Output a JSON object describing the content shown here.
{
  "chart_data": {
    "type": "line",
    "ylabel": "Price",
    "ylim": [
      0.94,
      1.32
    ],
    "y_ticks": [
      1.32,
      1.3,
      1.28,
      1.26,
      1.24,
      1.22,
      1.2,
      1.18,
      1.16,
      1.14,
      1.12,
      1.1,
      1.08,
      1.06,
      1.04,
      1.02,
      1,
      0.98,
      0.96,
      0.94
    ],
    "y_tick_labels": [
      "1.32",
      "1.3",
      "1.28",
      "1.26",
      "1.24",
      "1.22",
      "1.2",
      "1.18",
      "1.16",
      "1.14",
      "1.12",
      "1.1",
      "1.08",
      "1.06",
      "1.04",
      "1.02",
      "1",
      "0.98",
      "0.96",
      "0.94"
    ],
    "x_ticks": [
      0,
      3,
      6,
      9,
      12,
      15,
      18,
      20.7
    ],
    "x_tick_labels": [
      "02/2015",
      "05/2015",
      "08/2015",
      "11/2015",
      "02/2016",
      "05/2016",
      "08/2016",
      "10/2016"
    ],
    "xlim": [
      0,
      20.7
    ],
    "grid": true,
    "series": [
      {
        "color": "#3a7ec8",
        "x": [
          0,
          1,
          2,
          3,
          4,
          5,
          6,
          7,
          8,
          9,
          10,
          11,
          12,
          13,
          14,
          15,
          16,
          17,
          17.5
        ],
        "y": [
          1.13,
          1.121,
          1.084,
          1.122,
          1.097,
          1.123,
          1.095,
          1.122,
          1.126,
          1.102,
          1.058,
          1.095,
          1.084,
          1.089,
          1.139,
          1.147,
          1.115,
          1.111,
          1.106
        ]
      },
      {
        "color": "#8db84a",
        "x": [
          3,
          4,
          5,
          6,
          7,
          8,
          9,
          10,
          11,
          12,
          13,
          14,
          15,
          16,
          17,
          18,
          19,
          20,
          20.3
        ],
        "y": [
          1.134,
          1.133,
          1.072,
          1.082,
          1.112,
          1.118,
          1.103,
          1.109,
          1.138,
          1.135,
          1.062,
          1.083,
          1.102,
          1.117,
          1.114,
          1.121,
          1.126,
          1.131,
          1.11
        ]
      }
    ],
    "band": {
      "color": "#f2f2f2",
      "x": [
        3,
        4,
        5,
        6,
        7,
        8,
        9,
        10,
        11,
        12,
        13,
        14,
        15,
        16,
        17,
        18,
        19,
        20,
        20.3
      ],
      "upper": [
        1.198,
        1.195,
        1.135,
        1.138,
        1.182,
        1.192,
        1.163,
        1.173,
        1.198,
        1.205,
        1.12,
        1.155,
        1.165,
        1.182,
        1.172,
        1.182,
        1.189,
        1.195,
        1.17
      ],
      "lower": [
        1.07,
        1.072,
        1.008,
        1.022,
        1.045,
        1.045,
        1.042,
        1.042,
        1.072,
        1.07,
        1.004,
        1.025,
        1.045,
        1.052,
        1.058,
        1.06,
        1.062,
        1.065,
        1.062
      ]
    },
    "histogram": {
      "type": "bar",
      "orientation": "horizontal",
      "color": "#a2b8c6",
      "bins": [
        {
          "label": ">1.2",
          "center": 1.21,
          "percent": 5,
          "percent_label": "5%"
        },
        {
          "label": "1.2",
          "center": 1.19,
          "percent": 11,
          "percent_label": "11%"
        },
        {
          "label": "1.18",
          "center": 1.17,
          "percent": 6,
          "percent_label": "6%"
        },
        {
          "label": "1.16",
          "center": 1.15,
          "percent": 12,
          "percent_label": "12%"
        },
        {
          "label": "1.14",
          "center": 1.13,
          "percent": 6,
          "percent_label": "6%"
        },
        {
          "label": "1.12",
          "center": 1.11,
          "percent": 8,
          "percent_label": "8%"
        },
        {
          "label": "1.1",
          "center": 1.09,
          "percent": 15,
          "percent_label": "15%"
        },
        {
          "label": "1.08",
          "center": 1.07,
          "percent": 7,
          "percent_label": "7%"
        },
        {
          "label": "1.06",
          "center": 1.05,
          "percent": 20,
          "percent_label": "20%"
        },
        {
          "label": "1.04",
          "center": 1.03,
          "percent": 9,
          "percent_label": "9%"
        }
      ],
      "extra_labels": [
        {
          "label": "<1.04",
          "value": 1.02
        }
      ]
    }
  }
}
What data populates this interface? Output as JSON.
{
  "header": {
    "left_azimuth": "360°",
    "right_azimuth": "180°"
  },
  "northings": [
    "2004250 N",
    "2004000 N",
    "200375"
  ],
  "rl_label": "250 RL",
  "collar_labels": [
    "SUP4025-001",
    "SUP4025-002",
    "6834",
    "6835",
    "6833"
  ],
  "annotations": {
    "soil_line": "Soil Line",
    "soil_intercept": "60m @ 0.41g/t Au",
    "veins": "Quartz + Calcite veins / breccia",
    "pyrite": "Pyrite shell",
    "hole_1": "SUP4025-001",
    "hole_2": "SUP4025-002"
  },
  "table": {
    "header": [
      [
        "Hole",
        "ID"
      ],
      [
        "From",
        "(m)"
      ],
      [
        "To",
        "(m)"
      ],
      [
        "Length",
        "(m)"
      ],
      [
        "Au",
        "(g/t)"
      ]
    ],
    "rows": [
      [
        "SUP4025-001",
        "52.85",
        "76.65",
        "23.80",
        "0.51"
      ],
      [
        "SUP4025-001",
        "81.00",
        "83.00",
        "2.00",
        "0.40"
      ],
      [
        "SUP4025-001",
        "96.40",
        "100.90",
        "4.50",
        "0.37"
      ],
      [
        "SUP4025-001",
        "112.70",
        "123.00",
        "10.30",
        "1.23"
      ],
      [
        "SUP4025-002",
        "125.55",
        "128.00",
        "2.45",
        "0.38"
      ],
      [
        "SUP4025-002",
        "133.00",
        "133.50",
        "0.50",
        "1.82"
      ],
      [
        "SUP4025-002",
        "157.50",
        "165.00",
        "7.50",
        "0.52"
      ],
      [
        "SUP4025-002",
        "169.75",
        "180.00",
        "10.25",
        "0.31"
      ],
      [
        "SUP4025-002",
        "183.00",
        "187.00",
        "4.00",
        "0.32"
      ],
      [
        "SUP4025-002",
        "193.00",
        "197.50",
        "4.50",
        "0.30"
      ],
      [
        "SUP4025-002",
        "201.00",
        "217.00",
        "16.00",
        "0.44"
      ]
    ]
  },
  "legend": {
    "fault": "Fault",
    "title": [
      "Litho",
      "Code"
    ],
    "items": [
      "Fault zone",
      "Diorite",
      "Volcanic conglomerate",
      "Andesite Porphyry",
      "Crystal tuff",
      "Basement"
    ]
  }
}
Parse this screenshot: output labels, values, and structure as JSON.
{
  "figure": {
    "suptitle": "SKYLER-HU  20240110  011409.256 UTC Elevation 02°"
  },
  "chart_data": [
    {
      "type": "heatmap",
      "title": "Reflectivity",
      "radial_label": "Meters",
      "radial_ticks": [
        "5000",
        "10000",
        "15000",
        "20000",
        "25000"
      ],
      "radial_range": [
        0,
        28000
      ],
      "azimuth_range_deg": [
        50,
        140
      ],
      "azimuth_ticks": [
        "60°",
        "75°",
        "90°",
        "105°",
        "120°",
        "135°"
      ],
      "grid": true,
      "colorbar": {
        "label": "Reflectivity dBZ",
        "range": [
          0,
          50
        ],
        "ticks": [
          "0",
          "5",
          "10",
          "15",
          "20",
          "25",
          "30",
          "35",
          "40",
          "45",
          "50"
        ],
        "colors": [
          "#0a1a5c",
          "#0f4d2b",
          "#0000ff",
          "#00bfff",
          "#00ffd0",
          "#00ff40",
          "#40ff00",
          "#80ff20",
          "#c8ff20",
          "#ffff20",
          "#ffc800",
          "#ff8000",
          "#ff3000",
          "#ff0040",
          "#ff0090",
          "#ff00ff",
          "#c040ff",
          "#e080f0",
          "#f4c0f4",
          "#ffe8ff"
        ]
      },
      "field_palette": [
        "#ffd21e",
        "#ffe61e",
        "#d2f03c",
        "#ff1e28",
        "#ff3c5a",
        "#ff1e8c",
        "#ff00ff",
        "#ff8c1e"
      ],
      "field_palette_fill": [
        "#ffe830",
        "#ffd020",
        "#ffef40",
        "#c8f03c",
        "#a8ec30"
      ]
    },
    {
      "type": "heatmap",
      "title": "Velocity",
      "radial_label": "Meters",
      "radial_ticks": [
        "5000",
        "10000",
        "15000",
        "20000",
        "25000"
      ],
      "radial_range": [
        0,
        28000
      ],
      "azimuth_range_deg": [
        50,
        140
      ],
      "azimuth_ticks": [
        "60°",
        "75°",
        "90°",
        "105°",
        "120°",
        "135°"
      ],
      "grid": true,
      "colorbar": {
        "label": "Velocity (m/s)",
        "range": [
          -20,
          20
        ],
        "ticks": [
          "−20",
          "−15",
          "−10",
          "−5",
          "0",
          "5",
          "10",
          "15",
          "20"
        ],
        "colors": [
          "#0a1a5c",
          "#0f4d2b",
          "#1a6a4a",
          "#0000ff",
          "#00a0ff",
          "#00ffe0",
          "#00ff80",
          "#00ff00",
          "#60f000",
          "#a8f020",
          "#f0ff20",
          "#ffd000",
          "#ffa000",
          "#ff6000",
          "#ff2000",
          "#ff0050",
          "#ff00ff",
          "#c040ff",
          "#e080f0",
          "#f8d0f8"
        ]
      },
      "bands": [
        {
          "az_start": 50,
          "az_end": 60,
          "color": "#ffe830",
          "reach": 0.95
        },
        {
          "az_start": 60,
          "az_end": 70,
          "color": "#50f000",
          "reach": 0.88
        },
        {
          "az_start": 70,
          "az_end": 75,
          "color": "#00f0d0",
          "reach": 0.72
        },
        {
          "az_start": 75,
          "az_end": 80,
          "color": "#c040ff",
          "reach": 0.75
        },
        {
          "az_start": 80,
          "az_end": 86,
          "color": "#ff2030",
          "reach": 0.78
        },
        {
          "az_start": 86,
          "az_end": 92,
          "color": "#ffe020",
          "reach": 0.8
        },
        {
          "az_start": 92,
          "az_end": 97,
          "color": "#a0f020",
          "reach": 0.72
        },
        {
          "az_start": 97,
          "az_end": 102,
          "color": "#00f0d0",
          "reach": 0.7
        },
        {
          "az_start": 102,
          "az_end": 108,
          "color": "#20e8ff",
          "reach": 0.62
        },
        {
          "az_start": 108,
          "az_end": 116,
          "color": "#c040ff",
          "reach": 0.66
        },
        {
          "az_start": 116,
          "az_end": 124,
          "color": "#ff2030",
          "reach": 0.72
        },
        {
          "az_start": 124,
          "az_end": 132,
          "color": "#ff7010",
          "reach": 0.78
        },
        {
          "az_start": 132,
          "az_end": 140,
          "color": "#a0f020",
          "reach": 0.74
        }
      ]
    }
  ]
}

·····

**The exercise**
Across the records above, count the lines holding "type" and reply with that number alone.

**Solution for this task**
4